**STATED EXERCISE**. Print all entries word for word.

=-=-=

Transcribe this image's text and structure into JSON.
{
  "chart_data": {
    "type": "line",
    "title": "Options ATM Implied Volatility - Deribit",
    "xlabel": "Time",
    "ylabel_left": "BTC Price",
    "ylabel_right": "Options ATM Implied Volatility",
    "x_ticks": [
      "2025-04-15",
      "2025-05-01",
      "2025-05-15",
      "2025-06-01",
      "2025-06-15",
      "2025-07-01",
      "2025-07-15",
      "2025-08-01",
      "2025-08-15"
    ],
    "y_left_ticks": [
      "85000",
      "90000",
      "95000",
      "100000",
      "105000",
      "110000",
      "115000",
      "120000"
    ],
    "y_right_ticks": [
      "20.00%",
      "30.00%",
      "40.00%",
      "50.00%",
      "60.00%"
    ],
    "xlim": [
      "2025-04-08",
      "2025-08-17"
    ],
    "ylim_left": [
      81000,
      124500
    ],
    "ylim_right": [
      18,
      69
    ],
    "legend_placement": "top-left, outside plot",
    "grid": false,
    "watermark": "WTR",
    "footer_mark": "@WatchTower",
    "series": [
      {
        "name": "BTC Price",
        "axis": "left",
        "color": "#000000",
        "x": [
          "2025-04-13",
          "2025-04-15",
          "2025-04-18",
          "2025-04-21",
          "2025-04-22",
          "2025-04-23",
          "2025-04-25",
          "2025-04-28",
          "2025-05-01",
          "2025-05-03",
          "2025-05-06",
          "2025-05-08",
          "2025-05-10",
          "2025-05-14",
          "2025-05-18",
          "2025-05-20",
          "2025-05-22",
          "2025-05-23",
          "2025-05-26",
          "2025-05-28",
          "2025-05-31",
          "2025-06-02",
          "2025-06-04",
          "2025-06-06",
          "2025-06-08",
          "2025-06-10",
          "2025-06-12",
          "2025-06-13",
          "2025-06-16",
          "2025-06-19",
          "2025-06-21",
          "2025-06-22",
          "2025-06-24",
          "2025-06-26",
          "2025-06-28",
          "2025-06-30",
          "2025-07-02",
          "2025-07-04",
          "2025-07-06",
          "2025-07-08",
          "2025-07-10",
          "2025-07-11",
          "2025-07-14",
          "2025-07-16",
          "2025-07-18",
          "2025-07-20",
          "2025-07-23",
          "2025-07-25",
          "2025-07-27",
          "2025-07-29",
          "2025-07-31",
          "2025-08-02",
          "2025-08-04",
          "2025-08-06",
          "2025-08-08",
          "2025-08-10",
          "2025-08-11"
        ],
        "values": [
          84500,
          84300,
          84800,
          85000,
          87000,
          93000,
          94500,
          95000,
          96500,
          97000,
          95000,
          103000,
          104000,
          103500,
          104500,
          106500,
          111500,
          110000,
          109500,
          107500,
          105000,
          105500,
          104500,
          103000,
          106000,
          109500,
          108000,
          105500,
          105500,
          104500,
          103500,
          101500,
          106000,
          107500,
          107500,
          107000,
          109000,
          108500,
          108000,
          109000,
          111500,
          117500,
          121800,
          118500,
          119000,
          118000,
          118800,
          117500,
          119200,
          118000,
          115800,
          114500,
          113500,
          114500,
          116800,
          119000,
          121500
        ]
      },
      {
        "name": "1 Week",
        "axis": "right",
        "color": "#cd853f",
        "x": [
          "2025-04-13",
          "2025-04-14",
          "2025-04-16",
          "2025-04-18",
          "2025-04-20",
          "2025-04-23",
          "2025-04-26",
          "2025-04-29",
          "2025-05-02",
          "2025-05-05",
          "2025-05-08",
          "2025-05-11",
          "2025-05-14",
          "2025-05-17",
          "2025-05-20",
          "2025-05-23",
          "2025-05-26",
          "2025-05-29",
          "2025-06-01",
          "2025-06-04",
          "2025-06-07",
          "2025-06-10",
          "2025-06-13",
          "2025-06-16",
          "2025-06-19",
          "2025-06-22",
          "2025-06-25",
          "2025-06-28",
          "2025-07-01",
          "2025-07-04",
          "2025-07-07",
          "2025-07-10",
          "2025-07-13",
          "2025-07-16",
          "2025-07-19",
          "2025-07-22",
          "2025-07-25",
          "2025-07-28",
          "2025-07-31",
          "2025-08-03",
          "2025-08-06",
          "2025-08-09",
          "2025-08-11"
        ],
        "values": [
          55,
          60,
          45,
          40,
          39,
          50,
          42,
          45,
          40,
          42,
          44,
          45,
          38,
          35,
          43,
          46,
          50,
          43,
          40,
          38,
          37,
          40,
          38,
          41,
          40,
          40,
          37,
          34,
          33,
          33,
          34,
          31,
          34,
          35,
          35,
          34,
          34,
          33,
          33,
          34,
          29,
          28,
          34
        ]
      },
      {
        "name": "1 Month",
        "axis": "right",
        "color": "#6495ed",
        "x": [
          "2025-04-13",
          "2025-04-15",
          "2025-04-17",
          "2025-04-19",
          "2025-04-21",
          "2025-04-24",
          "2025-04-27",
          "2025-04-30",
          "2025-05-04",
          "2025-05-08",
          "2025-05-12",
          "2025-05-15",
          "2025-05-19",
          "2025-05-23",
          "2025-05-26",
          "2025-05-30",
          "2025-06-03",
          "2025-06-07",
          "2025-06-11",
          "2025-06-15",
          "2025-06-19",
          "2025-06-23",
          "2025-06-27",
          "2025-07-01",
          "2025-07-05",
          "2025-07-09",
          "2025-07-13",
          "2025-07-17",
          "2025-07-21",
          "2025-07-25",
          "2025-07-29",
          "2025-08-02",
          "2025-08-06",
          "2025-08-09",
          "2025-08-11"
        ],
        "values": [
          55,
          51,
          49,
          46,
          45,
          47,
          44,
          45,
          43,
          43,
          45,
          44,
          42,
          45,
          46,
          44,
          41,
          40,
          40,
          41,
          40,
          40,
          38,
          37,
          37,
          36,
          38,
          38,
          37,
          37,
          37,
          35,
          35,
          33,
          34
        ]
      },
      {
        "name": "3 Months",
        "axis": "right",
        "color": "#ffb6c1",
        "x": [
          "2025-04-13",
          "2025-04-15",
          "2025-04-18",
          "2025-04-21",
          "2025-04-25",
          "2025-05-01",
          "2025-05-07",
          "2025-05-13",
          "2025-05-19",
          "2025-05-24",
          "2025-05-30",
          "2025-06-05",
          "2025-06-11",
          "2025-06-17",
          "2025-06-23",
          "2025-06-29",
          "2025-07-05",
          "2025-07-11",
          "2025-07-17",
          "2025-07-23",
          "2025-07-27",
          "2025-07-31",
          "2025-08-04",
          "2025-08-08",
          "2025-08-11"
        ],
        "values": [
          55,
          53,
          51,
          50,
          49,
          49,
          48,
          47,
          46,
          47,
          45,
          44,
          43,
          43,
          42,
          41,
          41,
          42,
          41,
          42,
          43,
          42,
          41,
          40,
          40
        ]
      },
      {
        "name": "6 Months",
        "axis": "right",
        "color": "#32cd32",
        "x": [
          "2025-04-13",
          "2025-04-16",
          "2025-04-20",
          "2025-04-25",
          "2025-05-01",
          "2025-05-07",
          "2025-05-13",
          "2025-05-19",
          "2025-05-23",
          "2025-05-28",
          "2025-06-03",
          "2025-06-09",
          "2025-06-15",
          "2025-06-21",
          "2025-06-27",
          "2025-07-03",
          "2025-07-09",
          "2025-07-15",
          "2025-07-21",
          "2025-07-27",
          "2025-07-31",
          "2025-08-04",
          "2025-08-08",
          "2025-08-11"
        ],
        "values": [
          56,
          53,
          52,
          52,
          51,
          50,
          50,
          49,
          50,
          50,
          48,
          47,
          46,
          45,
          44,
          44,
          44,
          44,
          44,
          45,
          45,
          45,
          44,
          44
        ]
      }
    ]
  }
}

=-=-=

**SOLUTION BELOW**.
Transcribe this image's text and structure into JSON.
{
  "chart_data": {
    "type": "line",
    "title": "Options ATM Implied Volatility - Deribit",
    "xlabel": "Time",
    "ylabel_left": "BTC Price",
    "ylabel_right": "Options ATM Implied Volatility",
    "x_ticks": [
      "2025-04-15",
      "2025-05-01",
      "2025-05-15",
      "2025-06-01",
      "2025-06-15",
      "2025-07-01",
      "2025-07-15",
      "2025-08-01",
      "2025-08-15"
    ],
    "y_left_ticks": [
      "85000",
      "90000",
      "95000",
      "100000",
      "105000",
      "110000",
      "115000",
      "120000"
    ],
    "y_right_ticks": [
      "20.00%",
      "30.00%",
      "40.00%",
      "50.00%",
      "60.00%"
    ],
    "xlim": [
      "2025-04-08",
      "2025-08-17"
    ],
    "ylim_left": [
      81000,
      124500
    ],
    "ylim_right": [
      18,
      69
    ],
    "legend_placement": "top-left, outside plot",
    "grid": false,
    "watermark": "WTR",
    "footer_mark": "@WatchTower",
    "series": [
      {
        "name": "BTC Price",
        "axis": "left",
        "color": "#000000",
        "x": [
          "2025-04-13",
          "2025-04-15",
          "2025-04-18",
          "2025-04-21",
          "2025-04-22",
          "2025-04-23",
          "2025-04-25",
          "2025-04-28",
          "2025-05-01",
          "2025-05-03",
          "2025-05-06",
          "2025-05-08",
          "2025-05-10",
          "2025-05-14",
          "2025-05-18",
          "2025-05-20",
          "2025-05-22",
          "2025-05-23",
          "2025-05-26",
          "2025-05-28",
          "2025-05-31",
          "2025-06-02",
          "2025-06-04",
          "2025-06-06",
          "2025-06-08",
          "2025-06-10",
          "2025-06-12",
          "2025-06-13",
          "2025-06-16",
          "2025-06-19",
          "2025-06-21",
          "2025-06-22",
          "2025-06-24",
          "2025-06-26",
          "2025-06-28",
          "2025-06-30",
          "2025-07-02",
          "2025-07-04",
          "2025-07-06",
          "2025-07-08",
          "2025-07-10",
          "2025-07-11",
          "2025-07-14",
          "2025-07-16",
          "2025-07-18",
          "2025-07-20",
          "2025-07-23",
          "2025-07-25",
          "2025-07-27",
          "2025-07-29",
          "2025-07-31",
          "2025-08-02",
          "2025-08-04",
          "2025-08-06",
          "2025-08-08",
          "2025-08-10",
          "2025-08-11"
        ],
        "values": [
          84500,
          84300,
          84800,
          85000,
          87000,
          93000,
          94500,
          95000,
          96500,
          97000,
          95000,
          103000,
          104000,
          103500,
          104500,
          106500,
          111500,
          110000,
          109500,
          107500,
          105000,
          105500,
          104500,
          103000,
          106000,
          109500,
          108000,
          105500,
          105500,
          104500,
          103500,
          101500,
          106000,
          107500,
          107500,
          107000,
          109000,
          108500,
          108000,
          109000,
          111500,
          117500,
          121800,
          118500,
          119000,
          118000,
          118800,
          117500,
          119200,
          118000,
          115800,
          114500,
          113500,
          114500,
          116800,
          119000,
          121500
        ]
      },
      {
        "name": "1 Week",
        "axis": "right",
        "color": "#cd853f",
        "x": [
          "2025-04-13",
          "2025-04-14",
          "2025-04-16",
          "2025-04-18",
          "2025-04-20",
          "2025-04-23",
          "2025-04-26",
          "2025-04-29",
          "2025-05-02",
          "2025-05-05",
          "2025-05-08",
          "2025-05-11",
          "2025-05-14",
          "2025-05-17",
          "2025-05-20",
          "2025-05-23",
          "2025-05-26",
          "2025-05-29",
          "2025-06-01",
          "2025-06-04",
          "2025-06-07",
          "2025-06-10",
          "2025-06-13",
          "2025-06-16",
          "2025-06-19",
          "2025-06-22",
          "2025-06-25",
          "2025-06-28",
          "2025-07-01",
          "2025-07-04",
          "2025-07-07",
          "2025-07-10",
          "2025-07-13",
          "2025-07-16",
          "2025-07-19",
          "2025-07-22",
          "2025-07-25",
          "2025-07-28",
          "2025-07-31",
          "2025-08-03",
          "2025-08-06",
          "2025-08-09",
          "2025-08-11"
        ],
        "values": [
          55,
          60,
          45,
          40,
          39,
          50,
          42,
          45,
          40,
          42,
          44,
          45,
          38,
          35,
          43,
          46,
          50,
          43,
          40,
          38,
          37,
          40,
          38,
          41,
          40,
          40,
          37,
          34,
          33,
          33,
          34,
          31,
          34,
          35,
          35,
          34,
          34,
          33,
          33,
          34,
          29,
          28,
          34
        ]
      },
      {
        "name": "1 Month",
        "axis": "right",
        "color": "#6495ed",
        "x": [
          "2025-04-13",
          "2025-04-15",
          "2025-04-17",
          "2025-04-19",
          "2025-04-21",
          "2025-04-24",
          "2025-04-27",
          "2025-04-30",
          "2025-05-04",
          "2025-05-08",
          "2025-05-12",
          "2025-05-15",
          "2025-05-19",
          "2025-05-23",
          "2025-05-26",
          "2025-05-30",
          "2025-06-03",
          "2025-06-07",
          "2025-06-11",
          "2025-06-15",
          "2025-06-19",
          "2025-06-23",
          "2025-06-27",
          "2025-07-01",
          "2025-07-05",
          "2025-07-09",
          "2025-07-13",
          "2025-07-17",
          "2025-07-21",
          "2025-07-25",
          "2025-07-29",
          "2025-08-02",
          "2025-08-06",
          "2025-08-09",
          "2025-08-11"
        ],
        "values": [
          55,
          51,
          49,
          46,
          45,
          47,
          44,
          45,
          43,
          43,
          45,
          44,
          42,
          45,
          46,
          44,
          41,
          40,
          40,
          41,
          40,
          40,
          38,
          37,
          37,
          36,
          38,
          38,
          37,
          37,
          37,
          35,
          35,
          33,
          34
        ]
      },
      {
        "name": "3 Months",
        "axis": "right",
        "color": "#ffb6c1",
        "x": [
          "2025-04-13",
          "2025-04-15",
          "2025-04-18",
          "2025-04-21",
          "2025-04-25",
          "2025-05-01",
          "2025-05-07",
          "2025-05-13",
          "2025-05-19",
          "2025-05-24",
          "2025-05-30",
          "2025-06-05",
          "2025-06-11",
          "2025-06-17",
          "2025-06-23",
          "2025-06-29",
          "2025-07-05",
          "2025-07-11",
          "2025-07-17",
          "2025-07-23",
          "2025-07-27",
          "2025-07-31",
          "2025-08-04",
          "2025-08-08",
          "2025-08-11"
        ],
        "values": [
          55,
          53,
          51,
          50,
          49,
          49,
          48,
          47,
          46,
          47,
          45,
          44,
          43,
          43,
          42,
          41,
          41,
          42,
          41,
          42,
          43,
          42,
          41,
          40,
          40
        ]
      },
      {
        "name": "6 Months",
        "axis": "right",
        "color": "#32cd32",
        "x": [
          "2025-04-13",
          "2025-04-16",
          "2025-04-20",
          "2025-04-25",
          "2025-05-01",
          "2025-05-07",
          "2025-05-13",
          "2025-05-19",
          "2025-05-23",
          "2025-05-28",
          "2025-06-03",
          "2025-06-09",
          "2025-06-15",
          "2025-06-21",
          "2025-06-27",
          "2025-07-03",
          "2025-07-09",
          "2025-07-15",
          "2025-07-21",
          "2025-07-27",
          "2025-07-31",
          "2025-08-04",
          "2025-08-08",
          "2025-08-11"
        ],
        "values": [
          56,
          53,
          52,
          52,
          51,
          50,
          50,
          49,
          50,
          50,
          48,
          47,
          46,
          45,
          44,
          44,
          44,
          44,
          44,
          45,
          45,
          45,
          44,
          44
        ]
      }
    ]
  }
}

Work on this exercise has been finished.